**Stated exercise**:
Locate each line of the records that contains the string "Iterations" and copy those lines out in full.

**Supplied material**:
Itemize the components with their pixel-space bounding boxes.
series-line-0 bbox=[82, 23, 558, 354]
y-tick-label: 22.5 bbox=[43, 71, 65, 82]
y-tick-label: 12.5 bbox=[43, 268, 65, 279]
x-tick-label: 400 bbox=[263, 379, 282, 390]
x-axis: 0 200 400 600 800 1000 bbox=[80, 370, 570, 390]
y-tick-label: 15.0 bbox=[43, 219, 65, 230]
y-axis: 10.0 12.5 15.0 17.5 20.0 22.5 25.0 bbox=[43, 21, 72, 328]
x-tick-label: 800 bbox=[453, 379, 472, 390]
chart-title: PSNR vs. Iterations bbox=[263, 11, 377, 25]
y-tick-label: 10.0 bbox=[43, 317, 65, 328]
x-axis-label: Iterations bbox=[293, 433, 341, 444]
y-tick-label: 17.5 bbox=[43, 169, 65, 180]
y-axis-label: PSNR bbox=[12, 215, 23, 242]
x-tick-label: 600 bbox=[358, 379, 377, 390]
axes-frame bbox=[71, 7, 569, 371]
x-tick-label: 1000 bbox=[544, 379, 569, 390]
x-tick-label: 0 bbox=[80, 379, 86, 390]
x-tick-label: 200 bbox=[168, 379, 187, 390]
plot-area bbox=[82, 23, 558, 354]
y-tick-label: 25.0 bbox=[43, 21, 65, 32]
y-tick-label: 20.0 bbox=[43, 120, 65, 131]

**Exercise answer**:
chart-title: PSNR vs. Iterations bbox=[263, 11, 377, 25]
x-axis-label: Iterations bbox=[293, 433, 341, 444]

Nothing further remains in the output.